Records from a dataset
════════

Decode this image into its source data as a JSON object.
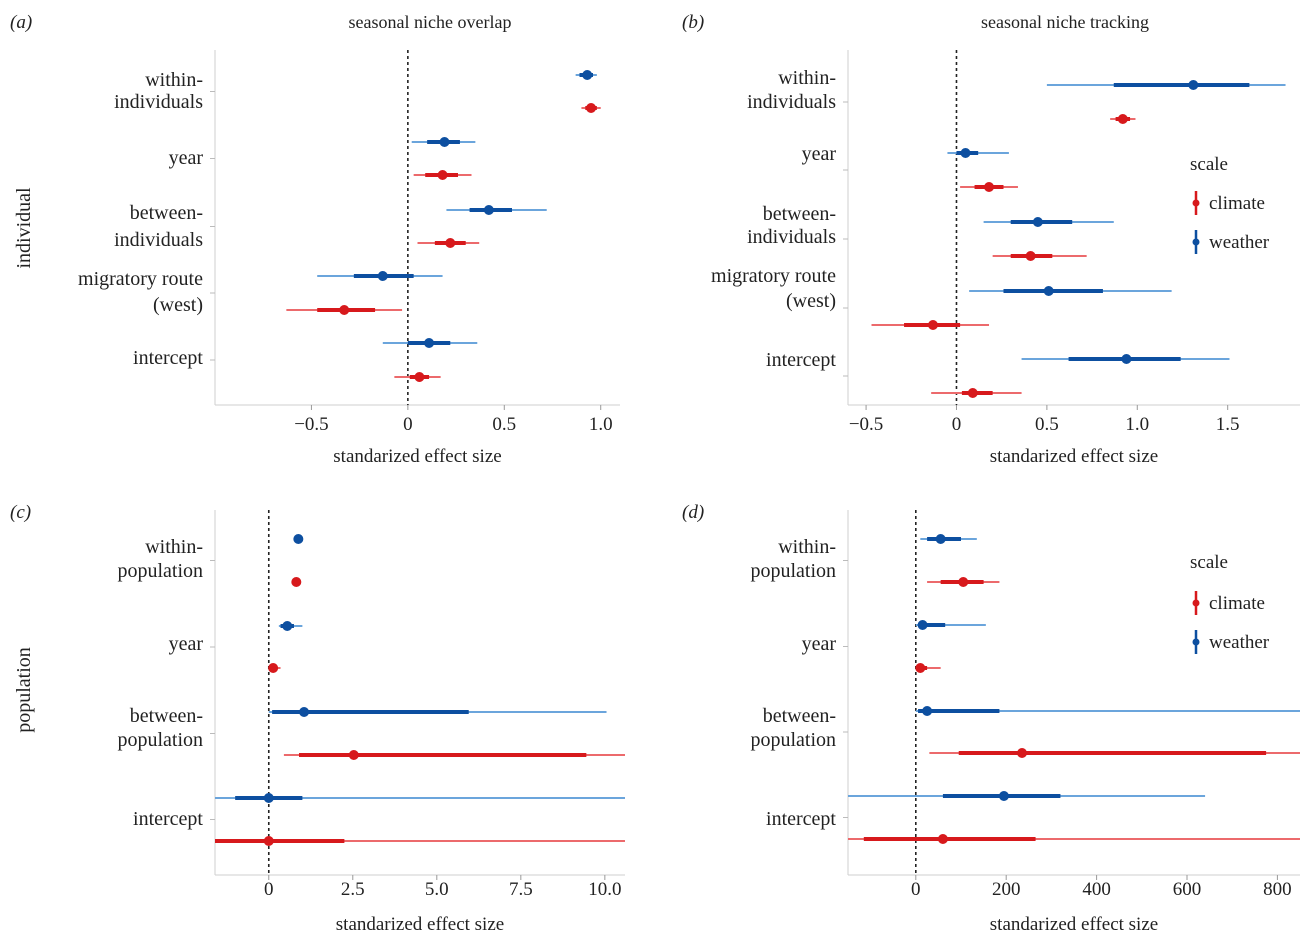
{
  "colors": {
    "climate": "#d7191c",
    "weather": "#0d4fa0",
    "climate_light": "#ec6a6c",
    "weather_light": "#6ba5dc"
  },
  "row_labels": {
    "top": "individual",
    "bottom": "population"
  },
  "legend": {
    "title": "scale",
    "items": [
      "climate",
      "weather"
    ]
  },
  "chart_data": [
    {
      "type": "forest",
      "panel_label": "(a)",
      "title": "seasonal niche overlap",
      "xlabel": "standarized effect size",
      "xlim": [
        -1.0,
        1.1
      ],
      "xticks": [
        -0.5,
        0,
        0.5,
        1.0
      ],
      "xtick_labels": [
        "−0.5",
        "0",
        "0.5",
        "1.0"
      ],
      "categories": [
        {
          "label": [
            "within-",
            "individuals"
          ]
        },
        {
          "label": [
            "year"
          ]
        },
        {
          "label": [
            "between-",
            "individuals"
          ]
        },
        {
          "label": [
            "migratory route",
            "(west)"
          ]
        },
        {
          "label": [
            "intercept"
          ]
        }
      ],
      "series": [
        {
          "name": "weather",
          "values": [
            0.93,
            0.19,
            0.42,
            -0.13,
            0.11
          ],
          "inner": [
            [
              0.89,
              0.96
            ],
            [
              0.1,
              0.27
            ],
            [
              0.32,
              0.54
            ],
            [
              -0.28,
              0.03
            ],
            [
              0.0,
              0.22
            ]
          ],
          "outer": [
            [
              0.87,
              0.98
            ],
            [
              0.02,
              0.35
            ],
            [
              0.2,
              0.72
            ],
            [
              -0.47,
              0.18
            ],
            [
              -0.13,
              0.36
            ]
          ]
        },
        {
          "name": "climate",
          "values": [
            0.95,
            0.18,
            0.22,
            -0.33,
            0.06
          ],
          "inner": [
            [
              0.92,
              0.98
            ],
            [
              0.09,
              0.26
            ],
            [
              0.14,
              0.3
            ],
            [
              -0.47,
              -0.17
            ],
            [
              0.01,
              0.11
            ]
          ],
          "outer": [
            [
              0.9,
              1.0
            ],
            [
              0.03,
              0.33
            ],
            [
              0.05,
              0.37
            ],
            [
              -0.63,
              -0.03
            ],
            [
              -0.07,
              0.17
            ]
          ]
        }
      ],
      "legend": false
    },
    {
      "type": "forest",
      "panel_label": "(b)",
      "title": "seasonal niche tracking",
      "xlabel": "standarized effect size",
      "xlim": [
        -0.6,
        1.9
      ],
      "xticks": [
        -0.5,
        0,
        0.5,
        1.0,
        1.5
      ],
      "xtick_labels": [
        "−0.5",
        "0",
        "0.5",
        "1.0",
        "1.5"
      ],
      "categories": [
        {
          "label": [
            "within-",
            "individuals"
          ]
        },
        {
          "label": [
            "year"
          ]
        },
        {
          "label": [
            "between-",
            "individuals"
          ]
        },
        {
          "label": [
            "migratory route",
            "(west)"
          ]
        },
        {
          "label": [
            "intercept"
          ]
        }
      ],
      "series": [
        {
          "name": "weather",
          "values": [
            1.31,
            0.05,
            0.45,
            0.51,
            0.94
          ],
          "inner": [
            [
              0.87,
              1.62
            ],
            [
              0.0,
              0.12
            ],
            [
              0.3,
              0.64
            ],
            [
              0.26,
              0.81
            ],
            [
              0.62,
              1.24
            ]
          ],
          "outer": [
            [
              0.5,
              1.82
            ],
            [
              -0.05,
              0.29
            ],
            [
              0.15,
              0.87
            ],
            [
              0.07,
              1.19
            ],
            [
              0.36,
              1.51
            ]
          ]
        },
        {
          "name": "climate",
          "values": [
            0.92,
            0.18,
            0.41,
            -0.13,
            0.09
          ],
          "inner": [
            [
              0.88,
              0.96
            ],
            [
              0.1,
              0.26
            ],
            [
              0.3,
              0.53
            ],
            [
              -0.29,
              0.02
            ],
            [
              0.03,
              0.2
            ]
          ],
          "outer": [
            [
              0.85,
              0.99
            ],
            [
              0.02,
              0.34
            ],
            [
              0.2,
              0.72
            ],
            [
              -0.47,
              0.18
            ],
            [
              -0.14,
              0.36
            ]
          ]
        }
      ],
      "legend": true
    },
    {
      "type": "forest",
      "panel_label": "(c)",
      "title": "",
      "xlabel": "standarized effect size",
      "xlim": [
        -1.6,
        10.6
      ],
      "xticks": [
        0,
        2.5,
        5.0,
        7.5,
        10.0
      ],
      "xtick_labels": [
        "0",
        "2.5",
        "5.0",
        "7.5",
        "10.0"
      ],
      "categories": [
        {
          "label": [
            "within-",
            "population"
          ]
        },
        {
          "label": [
            "year"
          ]
        },
        {
          "label": [
            "between-",
            "population"
          ]
        },
        {
          "label": [
            "intercept"
          ]
        }
      ],
      "series": [
        {
          "name": "weather",
          "values": [
            0.88,
            0.55,
            1.05,
            0.0
          ],
          "inner": [
            [
              0.85,
              0.91
            ],
            [
              0.35,
              0.75
            ],
            [
              0.1,
              5.95
            ],
            [
              -1.0,
              1.0
            ]
          ],
          "outer": [
            [
              0.83,
              0.93
            ],
            [
              0.3,
              1.0
            ],
            [
              0.0,
              10.05
            ],
            [
              -1.6,
              10.6
            ]
          ]
        },
        {
          "name": "climate",
          "values": [
            0.82,
            0.13,
            2.53,
            0.0
          ],
          "inner": [
            [
              0.79,
              0.85
            ],
            [
              0.05,
              0.22
            ],
            [
              0.9,
              9.45
            ],
            [
              -1.6,
              2.25
            ]
          ],
          "outer": [
            [
              0.77,
              0.87
            ],
            [
              0.0,
              0.35
            ],
            [
              0.45,
              10.6
            ],
            [
              -1.6,
              10.6
            ]
          ]
        }
      ],
      "legend": false
    },
    {
      "type": "forest",
      "panel_label": "(d)",
      "title": "",
      "xlabel": "standarized effect size",
      "xlim": [
        -150,
        850
      ],
      "xticks": [
        0,
        200,
        400,
        600,
        800
      ],
      "xtick_labels": [
        "0",
        "200",
        "400",
        "600",
        "800"
      ],
      "categories": [
        {
          "label": [
            "within-",
            "population"
          ]
        },
        {
          "label": [
            "year"
          ]
        },
        {
          "label": [
            "between-",
            "population"
          ]
        },
        {
          "label": [
            "intercept"
          ]
        }
      ],
      "series": [
        {
          "name": "weather",
          "values": [
            55,
            15,
            25,
            195
          ],
          "inner": [
            [
              25,
              100
            ],
            [
              5,
              65
            ],
            [
              5,
              185
            ],
            [
              60,
              320
            ]
          ],
          "outer": [
            [
              10,
              135
            ],
            [
              0,
              155
            ],
            [
              0,
              850
            ],
            [
              -150,
              640
            ]
          ]
        },
        {
          "name": "climate",
          "values": [
            105,
            10,
            235,
            60
          ],
          "inner": [
            [
              55,
              150
            ],
            [
              0,
              25
            ],
            [
              95,
              775
            ],
            [
              -115,
              265
            ]
          ],
          "outer": [
            [
              25,
              185
            ],
            [
              0,
              55
            ],
            [
              30,
              850
            ],
            [
              -150,
              850
            ]
          ]
        }
      ],
      "legend": true
    }
  ]
}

════════

Reproduce the whole listing exactly, but not the images in it.

● TASK ANSWER:
Decode this image into its source data as a JSON object.
{
  "colors": {
    "climate": "#d7191c",
    "weather": "#0d4fa0",
    "climate_light": "#ec6a6c",
    "weather_light": "#6ba5dc"
  },
  "row_labels": {
    "top": "individual",
    "bottom": "population"
  },
  "legend": {
    "title": "scale",
    "items": [
      "climate",
      "weather"
    ]
  },
  "chart_data": [
    {
      "type": "forest",
      "panel_label": "(a)",
      "title": "seasonal niche overlap",
      "xlabel": "standarized effect size",
      "xlim": [
        -1.0,
        1.1
      ],
      "xticks": [
        -0.5,
        0,
        0.5,
        1.0
      ],
      "xtick_labels": [
        "−0.5",
        "0",
        "0.5",
        "1.0"
      ],
      "categories": [
        {
          "label": [
            "within-",
            "individuals"
          ]
        },
        {
          "label": [
            "year"
          ]
        },
        {
          "label": [
            "between-",
            "individuals"
          ]
        },
        {
          "label": [
            "migratory route",
            "(west)"
          ]
        },
        {
          "label": [
            "intercept"
          ]
        }
      ],
      "series": [
        {
          "name": "weather",
          "values": [
            0.93,
            0.19,
            0.42,
            -0.13,
            0.11
          ],
          "inner": [
            [
              0.89,
              0.96
            ],
            [
              0.1,
              0.27
            ],
            [
              0.32,
              0.54
            ],
            [
              -0.28,
              0.03
            ],
            [
              0.0,
              0.22
            ]
          ],
          "outer": [
            [
              0.87,
              0.98
            ],
            [
              0.02,
              0.35
            ],
            [
              0.2,
              0.72
            ],
            [
              -0.47,
              0.18
            ],
            [
              -0.13,
              0.36
            ]
          ]
        },
        {
          "name": "climate",
          "values": [
            0.95,
            0.18,
            0.22,
            -0.33,
            0.06
          ],
          "inner": [
            [
              0.92,
              0.98
            ],
            [
              0.09,
              0.26
            ],
            [
              0.14,
              0.3
            ],
            [
              -0.47,
              -0.17
            ],
            [
              0.01,
              0.11
            ]
          ],
          "outer": [
            [
              0.9,
              1.0
            ],
            [
              0.03,
              0.33
            ],
            [
              0.05,
              0.37
            ],
            [
              -0.63,
              -0.03
            ],
            [
              -0.07,
              0.17
            ]
          ]
        }
      ],
      "legend": false
    },
    {
      "type": "forest",
      "panel_label": "(b)",
      "title": "seasonal niche tracking",
      "xlabel": "standarized effect size",
      "xlim": [
        -0.6,
        1.9
      ],
      "xticks": [
        -0.5,
        0,
        0.5,
        1.0,
        1.5
      ],
      "xtick_labels": [
        "−0.5",
        "0",
        "0.5",
        "1.0",
        "1.5"
      ],
      "categories": [
        {
          "label": [
            "within-",
            "individuals"
          ]
        },
        {
          "label": [
            "year"
          ]
        },
        {
          "label": [
            "between-",
            "individuals"
          ]
        },
        {
          "label": [
            "migratory route",
            "(west)"
          ]
        },
        {
          "label": [
            "intercept"
          ]
        }
      ],
      "series": [
        {
          "name": "weather",
          "values": [
            1.31,
            0.05,
            0.45,
            0.51,
            0.94
          ],
          "inner": [
            [
              0.87,
              1.62
            ],
            [
              0.0,
              0.12
            ],
            [
              0.3,
              0.64
            ],
            [
              0.26,
              0.81
            ],
            [
              0.62,
              1.24
            ]
          ],
          "outer": [
            [
              0.5,
              1.82
            ],
            [
              -0.05,
              0.29
            ],
            [
              0.15,
              0.87
            ],
            [
              0.07,
              1.19
            ],
            [
              0.36,
              1.51
            ]
          ]
        },
        {
          "name": "climate",
          "values": [
            0.92,
            0.18,
            0.41,
            -0.13,
            0.09
          ],
          "inner": [
            [
              0.88,
              0.96
            ],
            [
              0.1,
              0.26
            ],
            [
              0.3,
              0.53
            ],
            [
              -0.29,
              0.02
            ],
            [
              0.03,
              0.2
            ]
          ],
          "outer": [
            [
              0.85,
              0.99
            ],
            [
              0.02,
              0.34
            ],
            [
              0.2,
              0.72
            ],
            [
              -0.47,
              0.18
            ],
            [
              -0.14,
              0.36
            ]
          ]
        }
      ],
      "legend": true
    },
    {
      "type": "forest",
      "panel_label": "(c)",
      "title": "",
      "xlabel": "standarized effect size",
      "xlim": [
        -1.6,
        10.6
      ],
      "xticks": [
        0,
        2.5,
        5.0,
        7.5,
        10.0
      ],
      "xtick_labels": [
        "0",
        "2.5",
        "5.0",
        "7.5",
        "10.0"
      ],
      "categories": [
        {
          "label": [
            "within-",
            "population"
          ]
        },
        {
          "label": [
            "year"
          ]
        },
        {
          "label": [
            "between-",
            "population"
          ]
        },
        {
          "label": [
            "intercept"
          ]
        }
      ],
      "series": [
        {
          "name": "weather",
          "values": [
            0.88,
            0.55,
            1.05,
            0.0
          ],
          "inner": [
            [
              0.85,
              0.91
            ],
            [
              0.35,
              0.75
            ],
            [
              0.1,
              5.95
            ],
            [
              -1.0,
              1.0
            ]
          ],
          "outer": [
            [
              0.83,
              0.93
            ],
            [
              0.3,
              1.0
            ],
            [
              0.0,
              10.05
            ],
            [
              -1.6,
              10.6
            ]
          ]
        },
        {
          "name": "climate",
          "values": [
            0.82,
            0.13,
            2.53,
            0.0
          ],
          "inner": [
            [
              0.79,
              0.85
            ],
            [
              0.05,
              0.22
            ],
            [
              0.9,
              9.45
            ],
            [
              -1.6,
              2.25
            ]
          ],
          "outer": [
            [
              0.77,
              0.87
            ],
            [
              0.0,
              0.35
            ],
            [
              0.45,
              10.6
            ],
            [
              -1.6,
              10.6
            ]
          ]
        }
      ],
      "legend": false
    },
    {
      "type": "forest",
      "panel_label": "(d)",
      "title": "",
      "xlabel": "standarized effect size",
      "xlim": [
        -150,
        850
      ],
      "xticks": [
        0,
        200,
        400,
        600,
        800
      ],
      "xtick_labels": [
        "0",
        "200",
        "400",
        "600",
        "800"
      ],
      "categories": [
        {
          "label": [
            "within-",
            "population"
          ]
        },
        {
          "label": [
            "year"
          ]
        },
        {
          "label": [
            "between-",
            "population"
          ]
        },
        {
          "label": [
            "intercept"
          ]
        }
      ],
      "series": [
        {
          "name": "weather",
          "values": [
            55,
            15,
            25,
            195
          ],
          "inner": [
            [
              25,
              100
            ],
            [
              5,
              65
            ],
            [
              5,
              185
            ],
            [
              60,
              320
            ]
          ],
          "outer": [
            [
              10,
              135
            ],
            [
              0,
              155
            ],
            [
              0,
              850
            ],
            [
              -150,
              640
            ]
          ]
        },
        {
          "name": "climate",
          "values": [
            105,
            10,
            235,
            60
          ],
          "inner": [
            [
              55,
              150
            ],
            [
              0,
              25
            ],
            [
              95,
              775
            ],
            [
              -115,
              265
            ]
          ],
          "outer": [
            [
              25,
              185
            ],
            [
              0,
              55
            ],
            [
              30,
              850
            ],
            [
              -150,
              850
            ]
          ]
        }
      ],
      "legend": true
    }
  ]
}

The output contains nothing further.